_What to work on_
Copy out every line in the entries below that includes "jakość".

Records contained in a dataset:
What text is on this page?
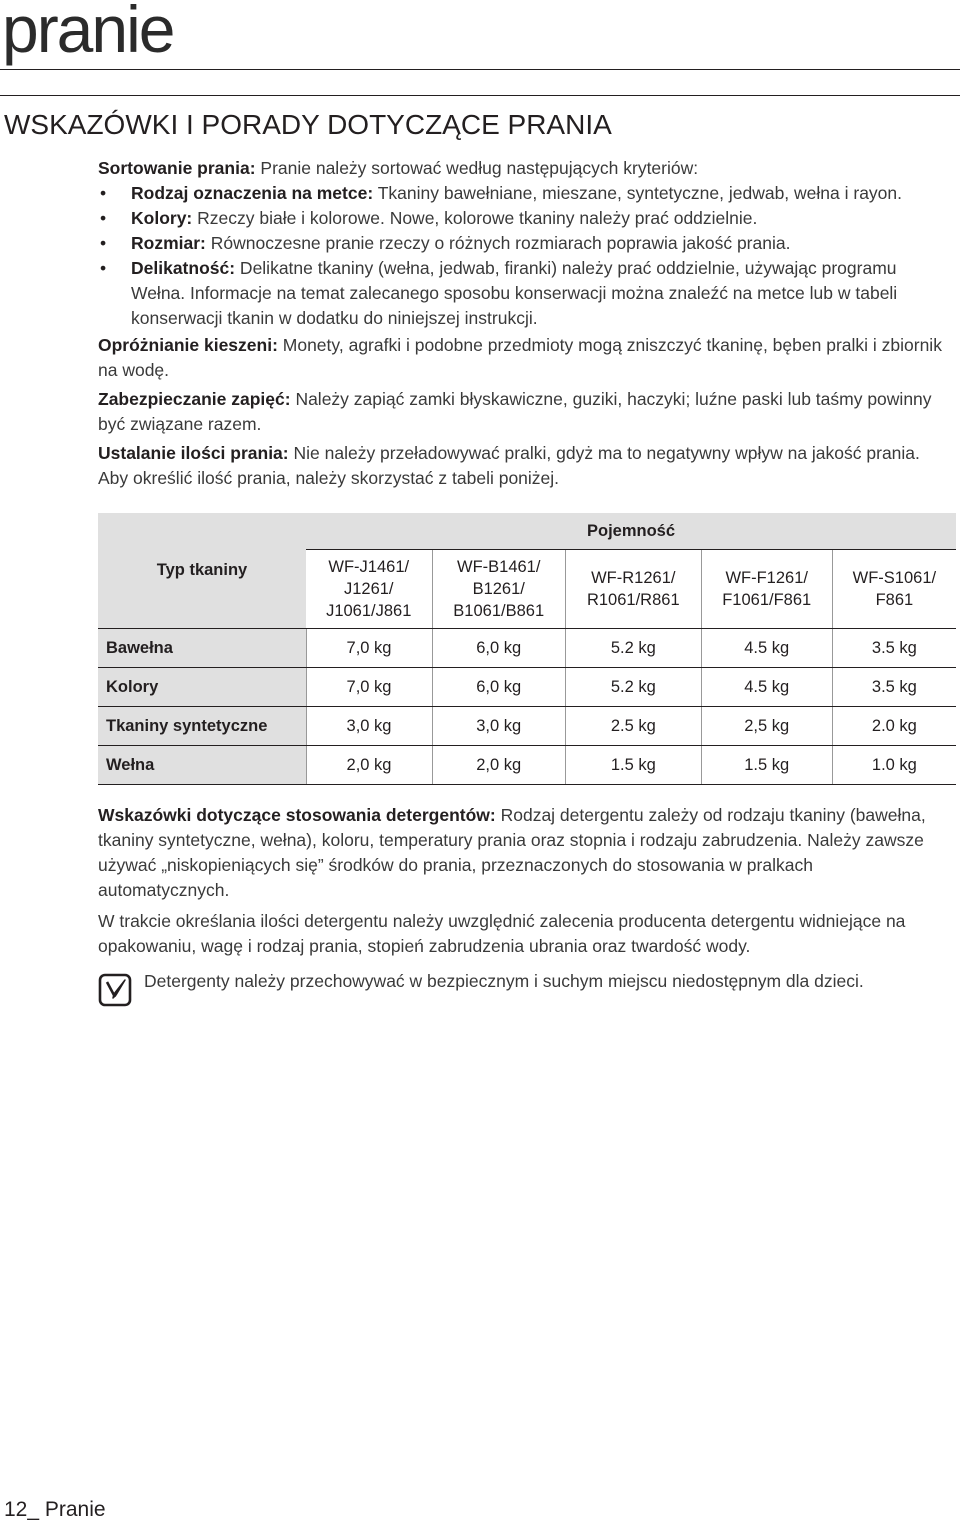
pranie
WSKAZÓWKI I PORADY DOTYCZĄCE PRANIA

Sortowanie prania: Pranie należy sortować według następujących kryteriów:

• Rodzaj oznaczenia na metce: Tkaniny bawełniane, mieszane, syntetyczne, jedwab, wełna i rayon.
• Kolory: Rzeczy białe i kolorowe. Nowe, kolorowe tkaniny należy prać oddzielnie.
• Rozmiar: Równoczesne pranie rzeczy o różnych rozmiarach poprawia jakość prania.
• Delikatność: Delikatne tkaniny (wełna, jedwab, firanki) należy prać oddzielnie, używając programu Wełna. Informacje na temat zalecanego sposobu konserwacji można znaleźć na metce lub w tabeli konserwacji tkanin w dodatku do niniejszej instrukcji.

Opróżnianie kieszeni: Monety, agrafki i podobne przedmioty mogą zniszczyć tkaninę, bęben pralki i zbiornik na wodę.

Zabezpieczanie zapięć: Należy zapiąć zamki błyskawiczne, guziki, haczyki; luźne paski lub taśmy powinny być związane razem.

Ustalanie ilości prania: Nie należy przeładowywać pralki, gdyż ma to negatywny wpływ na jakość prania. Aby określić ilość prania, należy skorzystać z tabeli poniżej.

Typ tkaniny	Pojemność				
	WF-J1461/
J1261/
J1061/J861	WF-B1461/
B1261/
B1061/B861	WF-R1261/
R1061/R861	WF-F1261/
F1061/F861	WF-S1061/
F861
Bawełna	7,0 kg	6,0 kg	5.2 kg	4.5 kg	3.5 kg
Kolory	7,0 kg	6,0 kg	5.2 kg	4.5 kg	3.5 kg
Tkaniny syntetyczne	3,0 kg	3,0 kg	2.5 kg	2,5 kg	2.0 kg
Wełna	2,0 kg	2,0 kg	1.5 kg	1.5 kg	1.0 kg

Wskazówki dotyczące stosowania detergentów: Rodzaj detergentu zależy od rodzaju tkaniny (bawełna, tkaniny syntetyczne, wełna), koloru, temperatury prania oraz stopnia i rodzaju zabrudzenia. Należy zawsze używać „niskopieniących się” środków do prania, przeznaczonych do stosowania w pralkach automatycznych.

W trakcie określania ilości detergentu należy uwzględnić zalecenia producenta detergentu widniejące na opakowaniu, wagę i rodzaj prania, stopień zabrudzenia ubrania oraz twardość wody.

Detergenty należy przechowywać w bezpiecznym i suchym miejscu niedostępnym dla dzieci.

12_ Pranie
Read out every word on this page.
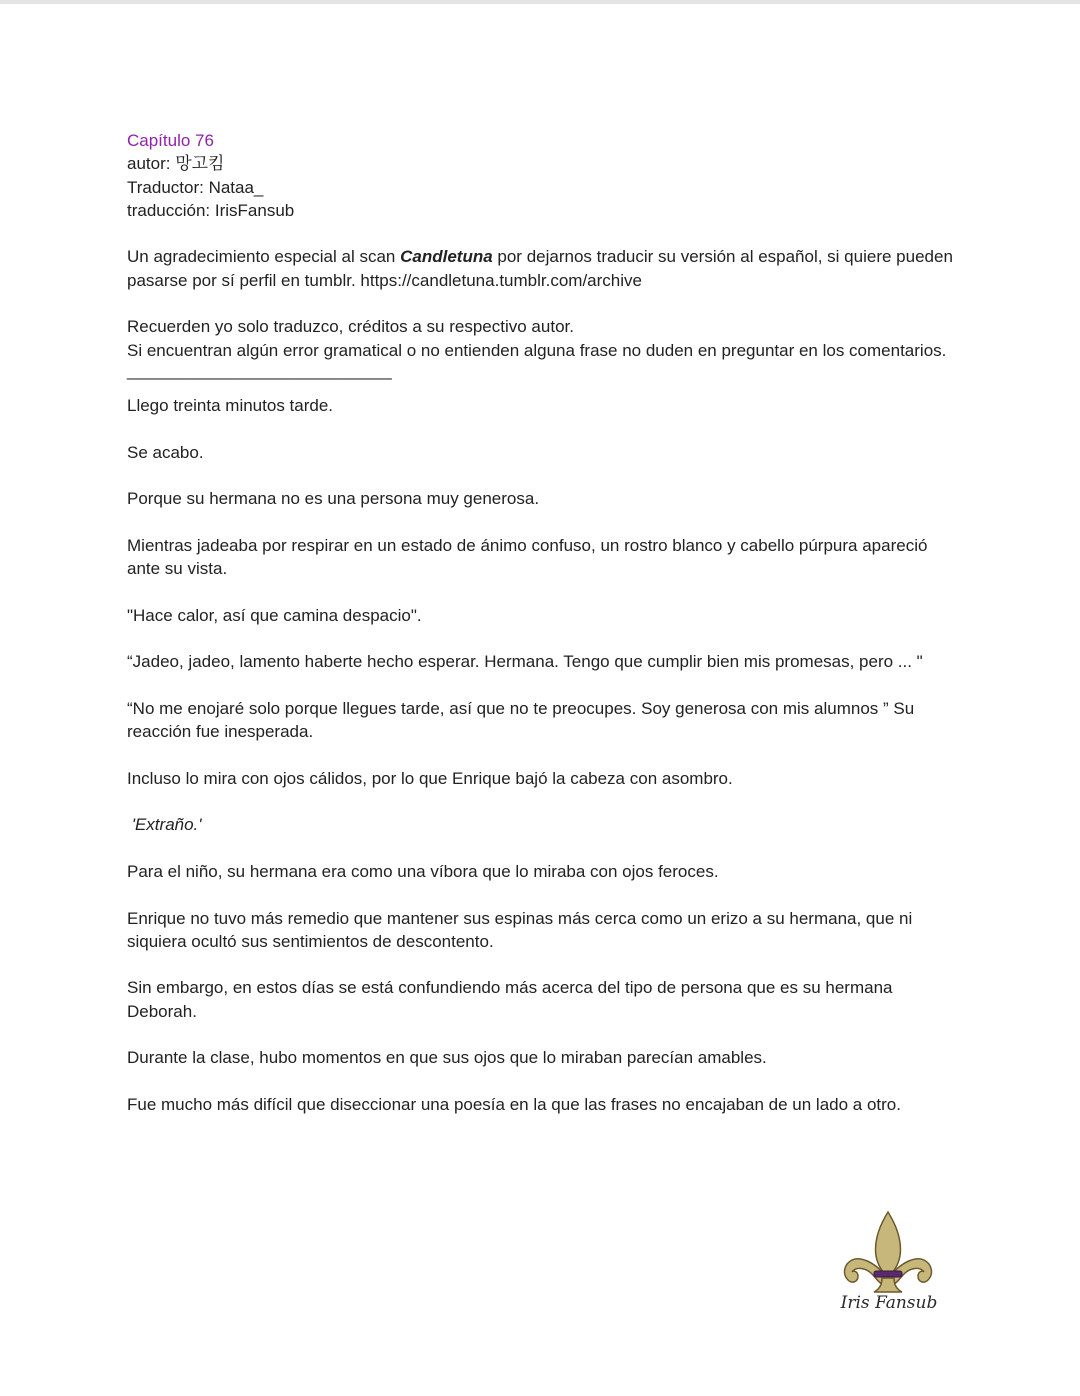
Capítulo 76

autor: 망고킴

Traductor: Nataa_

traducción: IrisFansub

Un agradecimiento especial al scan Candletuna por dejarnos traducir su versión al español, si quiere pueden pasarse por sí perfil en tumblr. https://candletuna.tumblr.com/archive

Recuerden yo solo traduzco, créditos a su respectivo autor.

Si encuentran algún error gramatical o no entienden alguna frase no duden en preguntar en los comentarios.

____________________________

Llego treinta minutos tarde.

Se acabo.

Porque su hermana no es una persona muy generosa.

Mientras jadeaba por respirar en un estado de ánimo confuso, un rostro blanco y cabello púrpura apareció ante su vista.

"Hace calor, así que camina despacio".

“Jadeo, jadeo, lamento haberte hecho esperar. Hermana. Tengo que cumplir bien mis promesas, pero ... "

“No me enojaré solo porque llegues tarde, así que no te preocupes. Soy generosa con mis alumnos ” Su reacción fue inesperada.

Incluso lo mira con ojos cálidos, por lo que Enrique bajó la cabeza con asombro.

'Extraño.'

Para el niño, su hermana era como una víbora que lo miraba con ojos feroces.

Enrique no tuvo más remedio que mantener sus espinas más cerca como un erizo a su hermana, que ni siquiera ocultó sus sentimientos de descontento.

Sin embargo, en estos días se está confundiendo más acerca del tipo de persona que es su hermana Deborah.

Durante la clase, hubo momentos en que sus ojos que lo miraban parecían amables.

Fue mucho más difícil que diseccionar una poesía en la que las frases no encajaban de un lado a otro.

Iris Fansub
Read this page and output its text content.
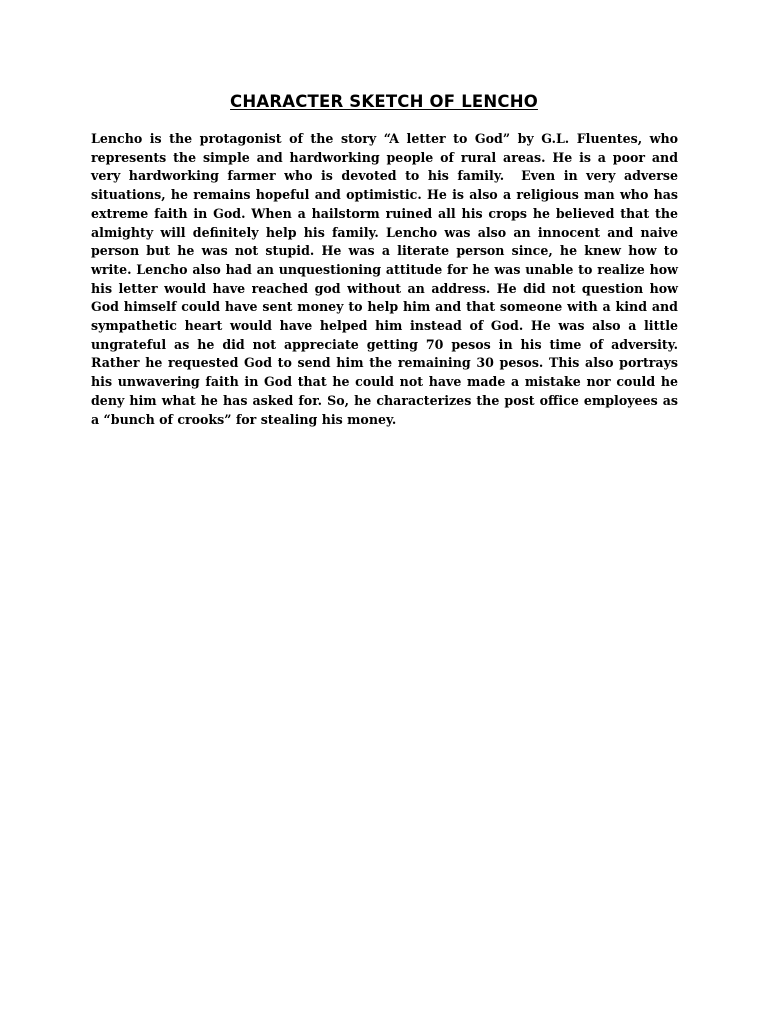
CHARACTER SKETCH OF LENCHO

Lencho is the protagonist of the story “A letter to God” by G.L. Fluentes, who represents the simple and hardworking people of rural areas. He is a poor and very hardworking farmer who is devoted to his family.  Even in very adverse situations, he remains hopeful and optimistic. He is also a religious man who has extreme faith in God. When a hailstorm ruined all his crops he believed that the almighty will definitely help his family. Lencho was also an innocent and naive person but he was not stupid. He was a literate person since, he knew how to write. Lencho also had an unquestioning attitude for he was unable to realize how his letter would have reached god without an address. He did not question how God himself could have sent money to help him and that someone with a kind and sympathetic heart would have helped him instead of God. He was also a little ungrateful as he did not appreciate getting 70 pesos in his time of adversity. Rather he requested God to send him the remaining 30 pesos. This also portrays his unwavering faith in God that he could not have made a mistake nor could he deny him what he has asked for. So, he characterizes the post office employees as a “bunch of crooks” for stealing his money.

_Solution for this exercise_
• Rozmiar: Równoczesne pranie rzeczy o różnych rozmiarach poprawia jakość prania.
Ustalanie ilości prania: Nie należy przeładowywać pralki, gdyż ma to negatywny wpływ na jakość prania. Aby określić ilość prania, należy skorzystać z tabeli poniżej.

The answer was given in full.